Check each line for the string "Filtering", then give only how many lines have it.

Stored data
'''

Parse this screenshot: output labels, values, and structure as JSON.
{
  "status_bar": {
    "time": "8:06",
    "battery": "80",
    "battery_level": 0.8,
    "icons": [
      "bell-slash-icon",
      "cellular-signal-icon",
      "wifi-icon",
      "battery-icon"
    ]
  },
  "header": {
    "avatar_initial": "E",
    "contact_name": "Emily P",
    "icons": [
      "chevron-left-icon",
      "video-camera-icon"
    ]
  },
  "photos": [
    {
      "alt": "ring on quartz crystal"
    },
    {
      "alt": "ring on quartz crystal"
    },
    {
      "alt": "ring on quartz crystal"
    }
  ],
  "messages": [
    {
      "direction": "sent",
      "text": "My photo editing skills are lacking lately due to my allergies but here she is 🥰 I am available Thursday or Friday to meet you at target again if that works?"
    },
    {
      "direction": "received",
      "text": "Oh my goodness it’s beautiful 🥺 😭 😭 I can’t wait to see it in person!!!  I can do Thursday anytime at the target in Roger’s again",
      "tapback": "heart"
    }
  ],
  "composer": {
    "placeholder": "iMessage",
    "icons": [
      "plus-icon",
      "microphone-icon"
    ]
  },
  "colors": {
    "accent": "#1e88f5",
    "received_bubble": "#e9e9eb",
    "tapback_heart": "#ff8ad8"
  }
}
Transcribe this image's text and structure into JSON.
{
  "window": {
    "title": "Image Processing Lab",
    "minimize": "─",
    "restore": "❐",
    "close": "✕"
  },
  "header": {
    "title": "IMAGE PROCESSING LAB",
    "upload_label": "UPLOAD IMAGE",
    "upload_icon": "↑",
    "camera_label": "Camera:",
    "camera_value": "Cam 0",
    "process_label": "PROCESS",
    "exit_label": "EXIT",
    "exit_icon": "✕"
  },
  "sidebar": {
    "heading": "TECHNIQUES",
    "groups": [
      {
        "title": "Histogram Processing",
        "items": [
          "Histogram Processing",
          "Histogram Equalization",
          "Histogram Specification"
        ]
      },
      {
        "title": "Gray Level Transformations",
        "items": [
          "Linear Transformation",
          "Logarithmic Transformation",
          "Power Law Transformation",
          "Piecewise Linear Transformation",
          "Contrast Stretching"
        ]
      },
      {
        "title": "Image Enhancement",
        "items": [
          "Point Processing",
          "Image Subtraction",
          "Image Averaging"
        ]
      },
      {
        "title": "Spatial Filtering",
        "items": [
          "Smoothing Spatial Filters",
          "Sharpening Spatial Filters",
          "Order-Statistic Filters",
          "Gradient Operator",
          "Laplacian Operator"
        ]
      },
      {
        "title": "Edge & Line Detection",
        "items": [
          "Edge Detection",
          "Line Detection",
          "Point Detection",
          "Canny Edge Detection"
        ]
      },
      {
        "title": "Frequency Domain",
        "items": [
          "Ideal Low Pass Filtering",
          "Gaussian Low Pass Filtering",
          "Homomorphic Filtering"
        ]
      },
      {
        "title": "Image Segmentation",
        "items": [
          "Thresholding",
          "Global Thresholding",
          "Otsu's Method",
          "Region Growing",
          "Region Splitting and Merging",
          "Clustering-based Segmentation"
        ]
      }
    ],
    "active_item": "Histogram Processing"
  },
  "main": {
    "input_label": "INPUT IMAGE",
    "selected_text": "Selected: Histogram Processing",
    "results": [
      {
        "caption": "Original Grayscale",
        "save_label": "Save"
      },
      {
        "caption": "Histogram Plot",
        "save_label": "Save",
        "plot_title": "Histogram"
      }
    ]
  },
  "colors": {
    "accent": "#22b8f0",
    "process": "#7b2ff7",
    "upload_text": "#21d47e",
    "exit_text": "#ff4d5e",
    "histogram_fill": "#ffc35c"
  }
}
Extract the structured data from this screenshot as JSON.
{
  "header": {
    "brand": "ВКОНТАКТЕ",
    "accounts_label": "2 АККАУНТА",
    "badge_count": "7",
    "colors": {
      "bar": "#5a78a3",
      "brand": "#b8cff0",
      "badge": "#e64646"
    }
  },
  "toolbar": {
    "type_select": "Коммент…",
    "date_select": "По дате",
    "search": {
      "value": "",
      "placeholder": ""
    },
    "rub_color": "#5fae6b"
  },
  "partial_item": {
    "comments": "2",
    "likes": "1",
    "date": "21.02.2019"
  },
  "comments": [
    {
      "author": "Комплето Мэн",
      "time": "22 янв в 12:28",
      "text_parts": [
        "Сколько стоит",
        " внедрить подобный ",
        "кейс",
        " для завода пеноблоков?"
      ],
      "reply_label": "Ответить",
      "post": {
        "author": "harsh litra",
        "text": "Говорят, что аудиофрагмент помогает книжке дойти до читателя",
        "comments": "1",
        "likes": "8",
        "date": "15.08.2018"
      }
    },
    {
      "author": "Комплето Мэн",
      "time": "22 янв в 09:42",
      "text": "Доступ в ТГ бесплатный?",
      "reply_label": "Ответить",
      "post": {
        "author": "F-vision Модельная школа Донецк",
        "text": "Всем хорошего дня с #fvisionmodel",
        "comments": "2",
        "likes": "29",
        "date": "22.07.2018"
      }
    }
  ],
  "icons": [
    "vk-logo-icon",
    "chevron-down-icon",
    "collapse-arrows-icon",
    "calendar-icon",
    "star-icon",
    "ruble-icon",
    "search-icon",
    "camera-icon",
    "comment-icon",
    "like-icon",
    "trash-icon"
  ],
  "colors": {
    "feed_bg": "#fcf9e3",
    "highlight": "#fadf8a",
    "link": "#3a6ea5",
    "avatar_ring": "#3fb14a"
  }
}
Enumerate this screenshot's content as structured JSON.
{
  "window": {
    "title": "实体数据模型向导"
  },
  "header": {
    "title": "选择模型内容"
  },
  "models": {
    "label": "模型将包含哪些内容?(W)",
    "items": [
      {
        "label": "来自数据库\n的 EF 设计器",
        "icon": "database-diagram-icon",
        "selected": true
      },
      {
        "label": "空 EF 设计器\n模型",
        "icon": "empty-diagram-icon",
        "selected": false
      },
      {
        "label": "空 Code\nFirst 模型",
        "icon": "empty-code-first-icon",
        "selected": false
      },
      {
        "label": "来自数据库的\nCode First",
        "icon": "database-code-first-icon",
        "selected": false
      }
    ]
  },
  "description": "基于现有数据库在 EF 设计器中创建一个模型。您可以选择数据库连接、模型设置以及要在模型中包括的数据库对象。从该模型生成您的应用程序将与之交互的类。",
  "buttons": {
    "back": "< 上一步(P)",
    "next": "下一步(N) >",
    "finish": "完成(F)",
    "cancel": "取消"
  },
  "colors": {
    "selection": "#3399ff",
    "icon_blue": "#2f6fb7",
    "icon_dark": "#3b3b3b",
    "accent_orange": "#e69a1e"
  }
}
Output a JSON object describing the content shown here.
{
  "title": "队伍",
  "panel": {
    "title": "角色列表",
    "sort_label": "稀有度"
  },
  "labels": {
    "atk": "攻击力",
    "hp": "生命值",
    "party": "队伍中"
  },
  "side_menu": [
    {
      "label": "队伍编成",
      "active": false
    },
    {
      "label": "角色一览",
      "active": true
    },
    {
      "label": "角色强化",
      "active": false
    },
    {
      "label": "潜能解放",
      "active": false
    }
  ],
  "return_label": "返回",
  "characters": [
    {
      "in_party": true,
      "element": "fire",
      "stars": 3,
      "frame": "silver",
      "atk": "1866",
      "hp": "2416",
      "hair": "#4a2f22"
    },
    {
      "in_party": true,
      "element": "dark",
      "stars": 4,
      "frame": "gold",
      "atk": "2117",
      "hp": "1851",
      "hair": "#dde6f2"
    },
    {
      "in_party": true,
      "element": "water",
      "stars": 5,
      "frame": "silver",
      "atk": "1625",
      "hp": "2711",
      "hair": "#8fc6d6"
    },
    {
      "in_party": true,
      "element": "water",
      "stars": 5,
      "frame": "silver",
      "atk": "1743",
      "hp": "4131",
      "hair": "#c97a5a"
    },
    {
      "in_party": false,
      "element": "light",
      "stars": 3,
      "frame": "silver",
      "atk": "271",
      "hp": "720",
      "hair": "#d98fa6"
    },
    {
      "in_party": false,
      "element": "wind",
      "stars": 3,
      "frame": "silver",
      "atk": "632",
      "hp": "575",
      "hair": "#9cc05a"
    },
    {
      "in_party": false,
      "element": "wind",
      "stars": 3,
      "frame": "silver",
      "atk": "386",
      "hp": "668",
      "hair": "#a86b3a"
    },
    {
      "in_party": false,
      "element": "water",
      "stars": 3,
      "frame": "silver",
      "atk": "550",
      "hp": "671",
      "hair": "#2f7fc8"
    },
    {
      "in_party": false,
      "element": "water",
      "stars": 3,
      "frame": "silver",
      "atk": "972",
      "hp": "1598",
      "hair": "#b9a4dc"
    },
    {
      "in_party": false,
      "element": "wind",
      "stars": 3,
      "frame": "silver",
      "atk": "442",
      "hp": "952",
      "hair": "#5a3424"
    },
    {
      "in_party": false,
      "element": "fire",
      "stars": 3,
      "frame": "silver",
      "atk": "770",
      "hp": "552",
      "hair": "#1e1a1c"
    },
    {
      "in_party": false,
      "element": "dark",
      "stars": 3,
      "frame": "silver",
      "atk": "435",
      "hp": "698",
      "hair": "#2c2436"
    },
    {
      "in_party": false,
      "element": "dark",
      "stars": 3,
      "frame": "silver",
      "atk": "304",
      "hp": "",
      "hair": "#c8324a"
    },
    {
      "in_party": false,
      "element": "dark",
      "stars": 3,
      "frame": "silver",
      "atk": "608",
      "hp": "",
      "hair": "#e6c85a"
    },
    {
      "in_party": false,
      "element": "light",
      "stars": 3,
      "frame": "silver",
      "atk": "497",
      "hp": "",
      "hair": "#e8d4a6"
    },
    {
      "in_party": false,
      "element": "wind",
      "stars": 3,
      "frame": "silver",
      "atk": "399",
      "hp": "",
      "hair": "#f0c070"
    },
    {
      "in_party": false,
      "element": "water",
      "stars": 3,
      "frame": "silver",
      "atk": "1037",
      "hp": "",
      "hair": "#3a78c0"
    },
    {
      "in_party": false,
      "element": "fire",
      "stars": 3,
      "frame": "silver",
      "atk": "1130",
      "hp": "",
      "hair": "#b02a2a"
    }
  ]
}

'''

• EXERCISE SOLUTION
4